§ **EXERCISE DETAILS**
Quote the whole listing word for word. Do not include the pictures.

§ **STORED RECORDS**
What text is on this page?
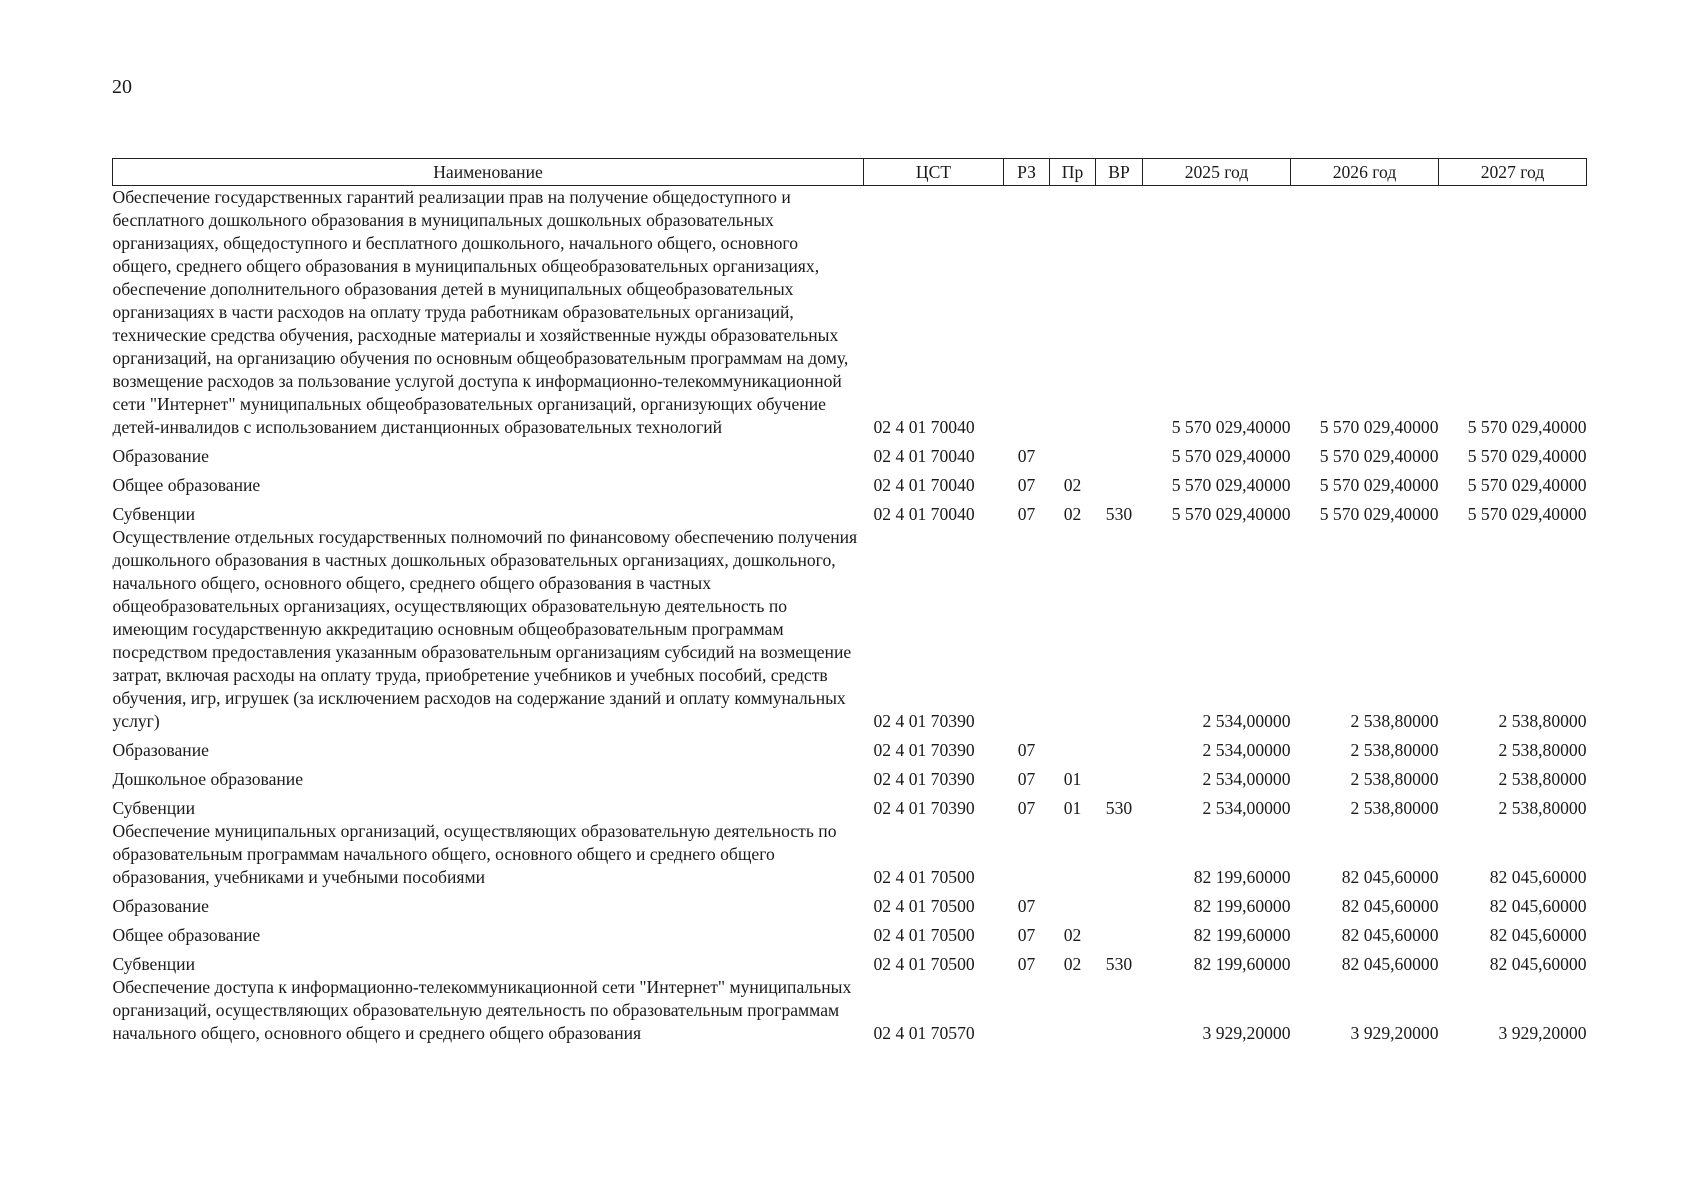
20
Наименование	ЦСТ	РЗ	Пр	ВР	2025 год	2026 год	2027 год
Обеспечение государственных гарантий реализации прав на получение общедоступного и бесплатного дошкольного образования в муниципальных дошкольных образовательных организациях, общедоступного и бесплатного дошкольного, начального общего, основного общего, среднего общего образования в муниципальных общеобразовательных организациях, обеспечение дополнительного образования детей в муниципальных общеобразовательных организациях в части расходов на оплату труда работникам образовательных организаций, технические средства обучения, расходные материалы и хозяйственные нужды образовательных организаций, на организацию обучения по основным общеобразовательным программам на дому, возмещение расходов за пользование услугой доступа к информационно-телекоммуникационной сети "Интернет" муниципальных общеобразовательных организаций, организующих обучение детей-инвалидов с использованием дистанционных образовательных технологий	02 4 01 70040				5 570 029,40000	5 570 029,40000	5 570 029,40000
Образование	02 4 01 70040	07			5 570 029,40000	5 570 029,40000	5 570 029,40000
Общее образование	02 4 01 70040	07	02		5 570 029,40000	5 570 029,40000	5 570 029,40000
Субвенции	02 4 01 70040	07	02	530	5 570 029,40000	5 570 029,40000	5 570 029,40000
Осуществление отдельных государственных полномочий по финансовому обеспечению получения дошкольного образования в частных дошкольных образовательных организациях, дошкольного, начального общего, основного общего, среднего общего образования в частных общеобразовательных организациях, осуществляющих образовательную деятельность по имеющим государственную аккредитацию основным общеобразовательным программам посредством предоставления указанным образовательным организациям субсидий на возмещение затрат, включая расходы на оплату труда, приобретение учебников и учебных пособий, средств обучения, игр, игрушек (за исключением расходов на содержание зданий и оплату коммунальных услуг)	02 4 01 70390				2 534,00000	2 538,80000	2 538,80000
Образование	02 4 01 70390	07			2 534,00000	2 538,80000	2 538,80000
Дошкольное образование	02 4 01 70390	07	01		2 534,00000	2 538,80000	2 538,80000
Субвенции	02 4 01 70390	07	01	530	2 534,00000	2 538,80000	2 538,80000
Обеспечение муниципальных организаций, осуществляющих образовательную деятельность по образовательным программам начального общего, основного общего и среднего общего образования, учебниками и учебными пособиями	02 4 01 70500				82 199,60000	82 045,60000	82 045,60000
Образование	02 4 01 70500	07			82 199,60000	82 045,60000	82 045,60000
Общее образование	02 4 01 70500	07	02		82 199,60000	82 045,60000	82 045,60000
Субвенции	02 4 01 70500	07	02	530	82 199,60000	82 045,60000	82 045,60000
Обеспечение доступа к информационно-телекоммуникационной сети "Интернет" муниципальных организаций, осуществляющих образовательную деятельность по образовательным программам начального общего, основного общего и среднего общего образования	02 4 01 70570				3 929,20000	3 929,20000	3 929,20000
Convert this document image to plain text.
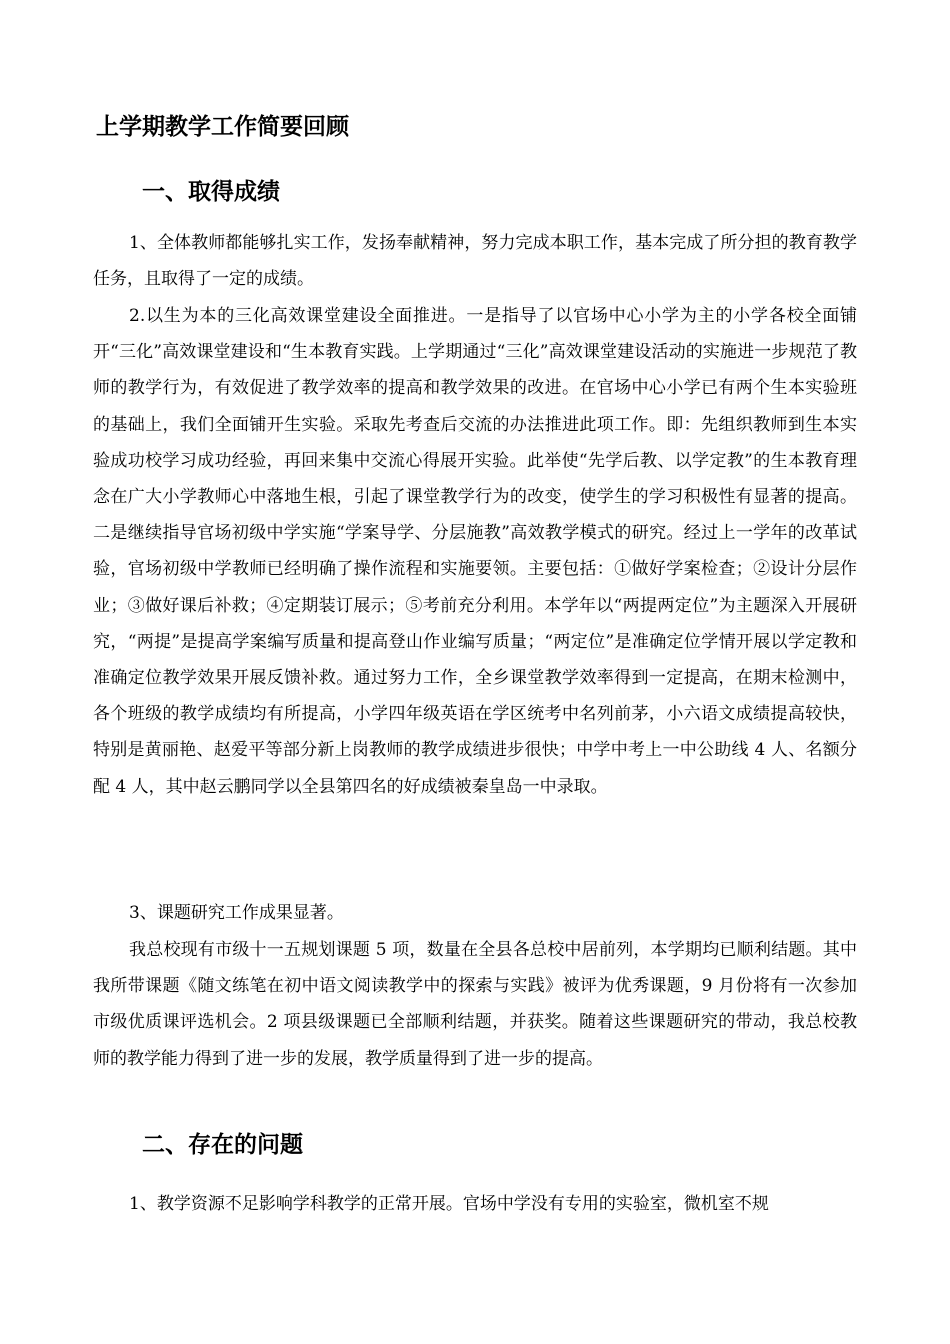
上学期教学工作简要回顾
一、取得成绩

1、全体教师都能够扎实工作，发扬奉献精神，努力完成本职工作，基本完成了所分担的教育教学任务，且取得了一定的成绩。

2.以生为本的三化高效课堂建设全面推进。一是指导了以官场中心小学为主的小学各校全面铺开“三化”高效课堂建设和“生本教育实践。上学期通过“三化”高效课堂建设活动的实施进一步规范了教师的教学行为，有效促进了教学效率的提高和教学效果的改进。在官场中心小学已有两个生本实验班的基础上，我们全面铺开生实验。采取先考查后交流的办法推进此项工作。即：先组织教师到生本实验成功校学习成功经验，再回来集中交流心得展开实验。此举使“先学后教、以学定教”的生本教育理念在广大小学教师心中落地生根，引起了课堂教学行为的改变，使学生的学习积极性有显著的提高。二是继续指导官场初级中学实施“学案导学、分层施教”高效教学模式的研究。经过上一学年的改革试验，官场初级中学教师已经明确了操作流程和实施要领。主要包括：①做好学案检查；②设计分层作业；③做好课后补救；④定期装订展示；⑤考前充分利用。本学年以“两提两定位”为主题深入开展研究，“两提”是提高学案编写质量和提高登山作业编写质量；“两定位”是准确定位学情开展以学定教和准确定位教学效果开展反馈补救。通过努力工作，全乡课堂教学效率得到一定提高，在期末检测中，各个班级的教学成绩均有所提高，小学四年级英语在学区统考中名列前茅，小六语文成绩提高较快，特别是黄丽艳、赵爱平等部分新上岗教师的教学成绩进步很快；中学中考上一中公助线 4 人、名额分配 4 人，其中赵云鹏同学以全县第四名的好成绩被秦皇岛一中录取。

3、课题研究工作成果显著。

我总校现有市级十一五规划课题 5 项，数量在全县各总校中居前列，本学期均已顺利结题。其中我所带课题《随文练笔在初中语文阅读教学中的探索与实践》被评为优秀课题，9 月份将有一次参加市级优质课评选机会。2 项县级课题已全部顺利结题，并获奖。随着这些课题研究的带动，我总校教师的教学能力得到了进一步的发展，教学质量得到了进一步的提高。

二、存在的问题

1、教学资源不足影响学科教学的正常开展。官场中学没有专用的实验室，微机室不规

§ **COMPLETE ANSWER**
What text is on this page?
20
Наименование	ЦСТ	РЗ	Пр	ВР	2025 год	2026 год	2027 год
Обеспечение государственных гарантий реализации прав на получение общедоступного и бесплатного дошкольного образования в муниципальных дошкольных образовательных организациях, общедоступного и бесплатного дошкольного, начального общего, основного общего, среднего общего образования в муниципальных общеобразовательных организациях, обеспечение дополнительного образования детей в муниципальных общеобразовательных организациях в части расходов на оплату труда работникам образовательных организаций, технические средства обучения, расходные материалы и хозяйственные нужды образовательных организаций, на организацию обучения по основным общеобразовательным программам на дому, возмещение расходов за пользование услугой доступа к информационно-телекоммуникационной сети "Интернет" муниципальных общеобразовательных организаций, организующих обучение детей-инвалидов с использованием дистанционных образовательных технологий	02 4 01 70040				5 570 029,40000	5 570 029,40000	5 570 029,40000
Образование	02 4 01 70040	07			5 570 029,40000	5 570 029,40000	5 570 029,40000
Общее образование	02 4 01 70040	07	02		5 570 029,40000	5 570 029,40000	5 570 029,40000
Субвенции	02 4 01 70040	07	02	530	5 570 029,40000	5 570 029,40000	5 570 029,40000
Осуществление отдельных государственных полномочий по финансовому обеспечению получения дошкольного образования в частных дошкольных образовательных организациях, дошкольного, начального общего, основного общего, среднего общего образования в частных общеобразовательных организациях, осуществляющих образовательную деятельность по имеющим государственную аккредитацию основным общеобразовательным программам посредством предоставления указанным образовательным организациям субсидий на возмещение затрат, включая расходы на оплату труда, приобретение учебников и учебных пособий, средств обучения, игр, игрушек (за исключением расходов на содержание зданий и оплату коммунальных услуг)	02 4 01 70390				2 534,00000	2 538,80000	2 538,80000
Образование	02 4 01 70390	07			2 534,00000	2 538,80000	2 538,80000
Дошкольное образование	02 4 01 70390	07	01		2 534,00000	2 538,80000	2 538,80000
Субвенции	02 4 01 70390	07	01	530	2 534,00000	2 538,80000	2 538,80000
Обеспечение муниципальных организаций, осуществляющих образовательную деятельность по образовательным программам начального общего, основного общего и среднего общего образования, учебниками и учебными пособиями	02 4 01 70500				82 199,60000	82 045,60000	82 045,60000
Образование	02 4 01 70500	07			82 199,60000	82 045,60000	82 045,60000
Общее образование	02 4 01 70500	07	02		82 199,60000	82 045,60000	82 045,60000
Субвенции	02 4 01 70500	07	02	530	82 199,60000	82 045,60000	82 045,60000
Обеспечение доступа к информационно-телекоммуникационной сети "Интернет" муниципальных организаций, осуществляющих образовательную деятельность по образовательным программам начального общего, основного общего и среднего общего образования	02 4 01 70570				3 929,20000	3 929,20000	3 929,20000
Convert this document image to plain text.
上学期教学工作简要回顾
一、取得成绩

1、全体教师都能够扎实工作，发扬奉献精神，努力完成本职工作，基本完成了所分担的教育教学任务，且取得了一定的成绩。

2.以生为本的三化高效课堂建设全面推进。一是指导了以官场中心小学为主的小学各校全面铺开“三化”高效课堂建设和“生本教育实践。上学期通过“三化”高效课堂建设活动的实施进一步规范了教师的教学行为，有效促进了教学效率的提高和教学效果的改进。在官场中心小学已有两个生本实验班的基础上，我们全面铺开生实验。采取先考查后交流的办法推进此项工作。即：先组织教师到生本实验成功校学习成功经验，再回来集中交流心得展开实验。此举使“先学后教、以学定教”的生本教育理念在广大小学教师心中落地生根，引起了课堂教学行为的改变，使学生的学习积极性有显著的提高。二是继续指导官场初级中学实施“学案导学、分层施教”高效教学模式的研究。经过上一学年的改革试验，官场初级中学教师已经明确了操作流程和实施要领。主要包括：①做好学案检查；②设计分层作业；③做好课后补救；④定期装订展示；⑤考前充分利用。本学年以“两提两定位”为主题深入开展研究，“两提”是提高学案编写质量和提高登山作业编写质量；“两定位”是准确定位学情开展以学定教和准确定位教学效果开展反馈补救。通过努力工作，全乡课堂教学效率得到一定提高，在期末检测中，各个班级的教学成绩均有所提高，小学四年级英语在学区统考中名列前茅，小六语文成绩提高较快，特别是黄丽艳、赵爱平等部分新上岗教师的教学成绩进步很快；中学中考上一中公助线 4 人、名额分配 4 人，其中赵云鹏同学以全县第四名的好成绩被秦皇岛一中录取。

3、课题研究工作成果显著。

我总校现有市级十一五规划课题 5 项，数量在全县各总校中居前列，本学期均已顺利结题。其中我所带课题《随文练笔在初中语文阅读教学中的探索与实践》被评为优秀课题，9 月份将有一次参加市级优质课评选机会。2 项县级课题已全部顺利结题，并获奖。随着这些课题研究的带动，我总校教师的教学能力得到了进一步的发展，教学质量得到了进一步的提高。

二、存在的问题

1、教学资源不足影响学科教学的正常开展。官场中学没有专用的实验室，微机室不规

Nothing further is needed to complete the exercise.